* **Problem to solve**: Where a line in the listing contains the string "Treatment", copy that line out.

Data extracted from a collection:

________________________

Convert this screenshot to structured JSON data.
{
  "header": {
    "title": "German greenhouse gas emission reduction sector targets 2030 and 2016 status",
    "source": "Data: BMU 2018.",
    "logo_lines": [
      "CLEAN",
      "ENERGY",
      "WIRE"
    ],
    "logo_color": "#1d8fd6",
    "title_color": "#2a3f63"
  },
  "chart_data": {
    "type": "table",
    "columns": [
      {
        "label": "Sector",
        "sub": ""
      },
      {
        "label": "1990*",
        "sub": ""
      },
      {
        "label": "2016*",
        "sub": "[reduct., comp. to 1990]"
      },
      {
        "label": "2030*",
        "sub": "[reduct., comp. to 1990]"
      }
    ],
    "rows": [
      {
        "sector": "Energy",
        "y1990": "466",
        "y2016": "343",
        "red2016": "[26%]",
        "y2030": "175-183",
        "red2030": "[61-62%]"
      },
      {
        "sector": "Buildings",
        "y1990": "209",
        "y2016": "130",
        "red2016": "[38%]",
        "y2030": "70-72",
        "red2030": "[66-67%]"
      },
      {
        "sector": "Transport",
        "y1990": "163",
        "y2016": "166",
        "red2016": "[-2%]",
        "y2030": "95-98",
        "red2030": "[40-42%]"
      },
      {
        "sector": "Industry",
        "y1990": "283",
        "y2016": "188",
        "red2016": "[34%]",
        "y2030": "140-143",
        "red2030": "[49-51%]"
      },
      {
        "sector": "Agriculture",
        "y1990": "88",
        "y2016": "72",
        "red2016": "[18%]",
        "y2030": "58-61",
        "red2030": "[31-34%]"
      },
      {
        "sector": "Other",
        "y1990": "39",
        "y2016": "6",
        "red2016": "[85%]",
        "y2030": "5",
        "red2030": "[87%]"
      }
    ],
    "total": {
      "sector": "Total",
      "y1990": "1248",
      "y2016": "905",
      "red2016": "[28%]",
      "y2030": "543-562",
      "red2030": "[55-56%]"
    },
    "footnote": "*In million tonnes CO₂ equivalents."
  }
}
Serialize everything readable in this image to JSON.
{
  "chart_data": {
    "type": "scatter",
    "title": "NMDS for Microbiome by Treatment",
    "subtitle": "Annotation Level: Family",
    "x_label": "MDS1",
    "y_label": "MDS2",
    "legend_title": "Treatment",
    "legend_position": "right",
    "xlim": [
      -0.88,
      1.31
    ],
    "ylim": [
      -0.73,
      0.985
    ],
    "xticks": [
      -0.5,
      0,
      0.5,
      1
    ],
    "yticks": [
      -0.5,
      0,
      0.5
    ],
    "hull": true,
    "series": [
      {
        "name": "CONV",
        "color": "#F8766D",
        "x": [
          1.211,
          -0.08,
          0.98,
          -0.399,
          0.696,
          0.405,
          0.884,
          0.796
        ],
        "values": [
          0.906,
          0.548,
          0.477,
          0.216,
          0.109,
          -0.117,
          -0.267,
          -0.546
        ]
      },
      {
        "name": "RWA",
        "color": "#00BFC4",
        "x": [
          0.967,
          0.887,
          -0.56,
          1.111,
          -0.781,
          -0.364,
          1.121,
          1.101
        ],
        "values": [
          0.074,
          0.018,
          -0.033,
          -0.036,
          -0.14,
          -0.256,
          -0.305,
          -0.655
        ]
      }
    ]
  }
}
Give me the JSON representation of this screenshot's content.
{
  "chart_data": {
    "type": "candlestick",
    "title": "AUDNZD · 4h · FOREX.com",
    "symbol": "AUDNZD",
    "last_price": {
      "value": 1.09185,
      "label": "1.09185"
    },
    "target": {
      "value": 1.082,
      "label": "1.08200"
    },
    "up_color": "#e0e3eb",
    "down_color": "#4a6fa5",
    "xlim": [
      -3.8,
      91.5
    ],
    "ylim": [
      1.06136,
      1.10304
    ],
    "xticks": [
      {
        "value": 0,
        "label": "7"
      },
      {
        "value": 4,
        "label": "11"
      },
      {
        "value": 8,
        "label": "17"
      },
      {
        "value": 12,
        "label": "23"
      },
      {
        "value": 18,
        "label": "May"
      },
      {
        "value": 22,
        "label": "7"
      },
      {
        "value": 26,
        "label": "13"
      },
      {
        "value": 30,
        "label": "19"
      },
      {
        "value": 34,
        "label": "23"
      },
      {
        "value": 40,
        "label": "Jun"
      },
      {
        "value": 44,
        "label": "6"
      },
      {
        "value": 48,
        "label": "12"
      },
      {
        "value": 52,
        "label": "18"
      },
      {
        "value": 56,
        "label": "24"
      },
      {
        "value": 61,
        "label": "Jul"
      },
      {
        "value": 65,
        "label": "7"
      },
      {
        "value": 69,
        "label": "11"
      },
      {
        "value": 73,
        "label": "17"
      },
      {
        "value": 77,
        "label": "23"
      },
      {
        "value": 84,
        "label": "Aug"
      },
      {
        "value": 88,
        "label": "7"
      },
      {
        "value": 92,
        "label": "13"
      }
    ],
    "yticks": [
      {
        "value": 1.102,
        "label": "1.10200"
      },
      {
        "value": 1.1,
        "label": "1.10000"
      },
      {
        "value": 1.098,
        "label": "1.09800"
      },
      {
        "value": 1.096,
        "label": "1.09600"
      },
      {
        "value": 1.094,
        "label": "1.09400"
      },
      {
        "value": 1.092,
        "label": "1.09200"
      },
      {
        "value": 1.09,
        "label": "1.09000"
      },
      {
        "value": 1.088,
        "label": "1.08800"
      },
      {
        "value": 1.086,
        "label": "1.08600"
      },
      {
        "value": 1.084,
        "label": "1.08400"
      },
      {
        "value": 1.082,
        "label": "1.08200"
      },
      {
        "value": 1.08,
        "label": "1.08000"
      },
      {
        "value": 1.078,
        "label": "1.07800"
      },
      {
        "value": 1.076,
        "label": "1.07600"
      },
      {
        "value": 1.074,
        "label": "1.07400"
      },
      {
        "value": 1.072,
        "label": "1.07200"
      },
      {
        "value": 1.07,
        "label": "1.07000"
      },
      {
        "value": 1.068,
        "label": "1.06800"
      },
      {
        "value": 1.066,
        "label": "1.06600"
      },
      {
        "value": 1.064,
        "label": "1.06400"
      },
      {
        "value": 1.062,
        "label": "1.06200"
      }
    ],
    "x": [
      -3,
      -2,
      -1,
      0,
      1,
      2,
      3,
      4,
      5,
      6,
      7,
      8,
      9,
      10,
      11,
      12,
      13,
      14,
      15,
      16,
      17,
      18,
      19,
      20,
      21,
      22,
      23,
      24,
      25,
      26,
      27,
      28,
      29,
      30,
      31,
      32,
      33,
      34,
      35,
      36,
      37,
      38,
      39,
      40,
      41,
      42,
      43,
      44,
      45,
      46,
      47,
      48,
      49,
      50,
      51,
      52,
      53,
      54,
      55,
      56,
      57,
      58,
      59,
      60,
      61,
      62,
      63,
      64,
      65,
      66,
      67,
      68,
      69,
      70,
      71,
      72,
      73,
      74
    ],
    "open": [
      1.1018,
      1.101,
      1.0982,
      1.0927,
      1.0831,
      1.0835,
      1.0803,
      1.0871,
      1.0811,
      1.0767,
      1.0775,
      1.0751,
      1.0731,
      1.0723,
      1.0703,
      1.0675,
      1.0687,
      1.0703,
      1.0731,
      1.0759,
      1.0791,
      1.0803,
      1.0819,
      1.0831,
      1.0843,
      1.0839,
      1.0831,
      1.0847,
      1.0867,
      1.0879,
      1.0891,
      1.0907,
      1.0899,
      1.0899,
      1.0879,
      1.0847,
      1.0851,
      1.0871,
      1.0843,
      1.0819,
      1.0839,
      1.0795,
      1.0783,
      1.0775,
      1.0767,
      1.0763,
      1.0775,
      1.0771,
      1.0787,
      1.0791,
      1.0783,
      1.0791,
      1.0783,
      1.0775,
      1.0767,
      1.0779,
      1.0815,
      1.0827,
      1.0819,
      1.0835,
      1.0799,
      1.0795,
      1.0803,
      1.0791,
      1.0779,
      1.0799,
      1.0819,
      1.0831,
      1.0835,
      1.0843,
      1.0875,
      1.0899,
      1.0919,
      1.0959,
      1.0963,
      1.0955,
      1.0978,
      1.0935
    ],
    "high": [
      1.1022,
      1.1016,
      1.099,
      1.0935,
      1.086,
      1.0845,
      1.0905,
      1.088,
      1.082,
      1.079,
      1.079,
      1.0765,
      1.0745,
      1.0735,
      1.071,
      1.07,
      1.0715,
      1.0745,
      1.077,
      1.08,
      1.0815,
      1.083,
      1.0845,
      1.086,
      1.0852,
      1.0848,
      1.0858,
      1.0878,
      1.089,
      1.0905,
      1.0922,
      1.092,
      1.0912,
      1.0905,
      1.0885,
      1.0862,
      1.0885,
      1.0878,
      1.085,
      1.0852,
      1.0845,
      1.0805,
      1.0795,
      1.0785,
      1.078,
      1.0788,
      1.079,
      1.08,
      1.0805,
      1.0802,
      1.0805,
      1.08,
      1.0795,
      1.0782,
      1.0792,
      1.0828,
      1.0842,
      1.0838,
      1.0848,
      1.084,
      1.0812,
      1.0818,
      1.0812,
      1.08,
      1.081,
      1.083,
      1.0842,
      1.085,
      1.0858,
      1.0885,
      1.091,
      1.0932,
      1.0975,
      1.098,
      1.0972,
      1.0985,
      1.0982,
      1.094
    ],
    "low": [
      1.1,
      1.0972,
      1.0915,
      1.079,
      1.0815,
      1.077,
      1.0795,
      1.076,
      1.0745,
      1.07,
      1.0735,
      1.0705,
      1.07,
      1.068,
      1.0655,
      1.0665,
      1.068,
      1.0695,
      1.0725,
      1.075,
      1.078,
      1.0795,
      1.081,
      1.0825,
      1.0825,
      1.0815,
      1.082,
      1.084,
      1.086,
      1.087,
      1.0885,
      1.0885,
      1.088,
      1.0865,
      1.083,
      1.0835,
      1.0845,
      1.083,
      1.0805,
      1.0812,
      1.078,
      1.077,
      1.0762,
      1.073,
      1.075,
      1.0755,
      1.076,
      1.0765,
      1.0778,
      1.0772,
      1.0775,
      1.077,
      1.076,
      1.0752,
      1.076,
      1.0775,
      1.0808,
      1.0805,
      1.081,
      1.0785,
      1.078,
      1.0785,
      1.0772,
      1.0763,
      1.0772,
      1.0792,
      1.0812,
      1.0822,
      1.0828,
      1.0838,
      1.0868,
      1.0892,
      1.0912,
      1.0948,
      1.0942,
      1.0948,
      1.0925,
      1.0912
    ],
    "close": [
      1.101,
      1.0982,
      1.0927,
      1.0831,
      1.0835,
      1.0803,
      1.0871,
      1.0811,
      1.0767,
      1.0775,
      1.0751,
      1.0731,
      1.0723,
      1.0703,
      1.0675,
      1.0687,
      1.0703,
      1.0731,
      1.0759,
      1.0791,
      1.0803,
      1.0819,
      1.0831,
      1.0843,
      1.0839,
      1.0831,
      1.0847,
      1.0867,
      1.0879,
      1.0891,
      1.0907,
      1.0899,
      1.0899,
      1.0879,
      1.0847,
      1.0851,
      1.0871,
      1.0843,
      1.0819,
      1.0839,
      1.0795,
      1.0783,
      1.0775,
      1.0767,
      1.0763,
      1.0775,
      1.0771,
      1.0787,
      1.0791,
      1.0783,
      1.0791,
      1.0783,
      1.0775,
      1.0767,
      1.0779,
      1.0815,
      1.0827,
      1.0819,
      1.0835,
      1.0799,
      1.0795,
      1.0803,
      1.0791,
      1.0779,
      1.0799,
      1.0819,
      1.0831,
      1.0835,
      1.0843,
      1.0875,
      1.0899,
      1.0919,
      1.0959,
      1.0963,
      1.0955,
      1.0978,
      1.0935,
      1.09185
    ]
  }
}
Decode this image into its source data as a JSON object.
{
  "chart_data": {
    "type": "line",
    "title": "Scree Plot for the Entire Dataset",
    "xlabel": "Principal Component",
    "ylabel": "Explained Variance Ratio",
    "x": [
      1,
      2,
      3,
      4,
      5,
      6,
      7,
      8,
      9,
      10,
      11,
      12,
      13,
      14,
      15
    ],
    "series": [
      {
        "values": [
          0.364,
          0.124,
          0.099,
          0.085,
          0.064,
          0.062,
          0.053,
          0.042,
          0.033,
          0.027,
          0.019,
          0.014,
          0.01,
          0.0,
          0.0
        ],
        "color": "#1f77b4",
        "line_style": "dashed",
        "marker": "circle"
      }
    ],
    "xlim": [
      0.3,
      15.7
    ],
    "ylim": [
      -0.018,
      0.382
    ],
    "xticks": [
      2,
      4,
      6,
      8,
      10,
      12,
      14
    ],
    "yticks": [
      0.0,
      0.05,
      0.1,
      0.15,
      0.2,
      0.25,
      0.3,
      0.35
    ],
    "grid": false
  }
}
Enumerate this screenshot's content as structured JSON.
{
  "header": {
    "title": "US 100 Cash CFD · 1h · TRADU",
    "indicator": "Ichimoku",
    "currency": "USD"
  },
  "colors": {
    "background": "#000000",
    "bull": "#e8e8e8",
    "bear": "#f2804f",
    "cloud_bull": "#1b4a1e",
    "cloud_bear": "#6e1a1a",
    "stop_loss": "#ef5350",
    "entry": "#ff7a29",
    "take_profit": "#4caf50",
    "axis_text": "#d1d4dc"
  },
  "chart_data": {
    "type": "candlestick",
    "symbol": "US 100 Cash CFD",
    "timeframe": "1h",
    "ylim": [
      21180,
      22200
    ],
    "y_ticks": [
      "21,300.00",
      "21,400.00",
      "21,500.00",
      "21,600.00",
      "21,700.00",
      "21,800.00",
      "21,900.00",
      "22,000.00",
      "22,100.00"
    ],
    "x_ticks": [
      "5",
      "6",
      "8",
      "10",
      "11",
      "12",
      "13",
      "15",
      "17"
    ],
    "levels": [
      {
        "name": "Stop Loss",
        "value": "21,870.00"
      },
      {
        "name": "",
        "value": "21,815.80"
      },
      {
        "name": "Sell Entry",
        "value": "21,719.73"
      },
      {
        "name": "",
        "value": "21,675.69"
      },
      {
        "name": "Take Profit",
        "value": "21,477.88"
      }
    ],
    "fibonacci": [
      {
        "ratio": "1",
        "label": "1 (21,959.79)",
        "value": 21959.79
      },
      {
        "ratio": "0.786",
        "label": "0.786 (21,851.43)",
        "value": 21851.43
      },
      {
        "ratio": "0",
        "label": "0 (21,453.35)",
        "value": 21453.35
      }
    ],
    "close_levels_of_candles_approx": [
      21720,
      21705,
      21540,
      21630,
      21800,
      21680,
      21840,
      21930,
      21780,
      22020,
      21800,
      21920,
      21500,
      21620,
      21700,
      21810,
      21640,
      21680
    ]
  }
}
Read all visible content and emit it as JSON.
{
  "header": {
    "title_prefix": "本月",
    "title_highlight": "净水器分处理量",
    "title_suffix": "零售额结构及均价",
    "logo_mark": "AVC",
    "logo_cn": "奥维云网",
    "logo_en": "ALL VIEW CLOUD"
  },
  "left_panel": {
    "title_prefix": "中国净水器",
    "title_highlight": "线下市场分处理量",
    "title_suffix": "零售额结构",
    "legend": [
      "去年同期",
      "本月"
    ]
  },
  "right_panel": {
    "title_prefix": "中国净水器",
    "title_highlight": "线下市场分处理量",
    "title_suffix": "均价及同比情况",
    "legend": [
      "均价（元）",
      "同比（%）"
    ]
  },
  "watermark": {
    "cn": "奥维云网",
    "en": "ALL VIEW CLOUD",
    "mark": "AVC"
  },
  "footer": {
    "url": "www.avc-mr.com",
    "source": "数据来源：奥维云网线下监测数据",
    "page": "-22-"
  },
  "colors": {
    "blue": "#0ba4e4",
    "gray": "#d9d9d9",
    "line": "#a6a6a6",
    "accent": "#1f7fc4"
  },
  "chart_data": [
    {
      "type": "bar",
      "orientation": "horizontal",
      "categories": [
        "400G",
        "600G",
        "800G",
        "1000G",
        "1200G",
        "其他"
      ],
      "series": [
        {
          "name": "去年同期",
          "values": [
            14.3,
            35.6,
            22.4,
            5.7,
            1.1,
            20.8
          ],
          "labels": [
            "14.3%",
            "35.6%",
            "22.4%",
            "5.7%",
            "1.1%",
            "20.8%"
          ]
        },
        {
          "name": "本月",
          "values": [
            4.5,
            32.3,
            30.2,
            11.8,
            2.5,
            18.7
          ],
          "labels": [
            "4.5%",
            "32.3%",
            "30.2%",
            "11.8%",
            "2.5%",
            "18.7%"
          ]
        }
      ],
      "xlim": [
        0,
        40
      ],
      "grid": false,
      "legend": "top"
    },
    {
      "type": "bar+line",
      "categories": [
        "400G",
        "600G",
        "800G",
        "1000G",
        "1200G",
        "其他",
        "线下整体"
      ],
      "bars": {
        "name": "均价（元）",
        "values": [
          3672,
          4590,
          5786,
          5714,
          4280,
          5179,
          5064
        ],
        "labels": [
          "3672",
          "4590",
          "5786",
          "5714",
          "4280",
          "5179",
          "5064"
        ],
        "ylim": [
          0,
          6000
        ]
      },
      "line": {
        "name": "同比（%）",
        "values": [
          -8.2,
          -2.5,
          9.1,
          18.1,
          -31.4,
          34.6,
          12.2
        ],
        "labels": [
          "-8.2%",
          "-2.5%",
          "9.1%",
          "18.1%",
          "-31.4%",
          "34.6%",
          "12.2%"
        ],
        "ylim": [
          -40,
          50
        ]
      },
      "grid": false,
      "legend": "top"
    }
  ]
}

________________________

* **Final answer**:
    "title": "NMDS for Microbiome by Treatment",
    "legend_title": "Treatment",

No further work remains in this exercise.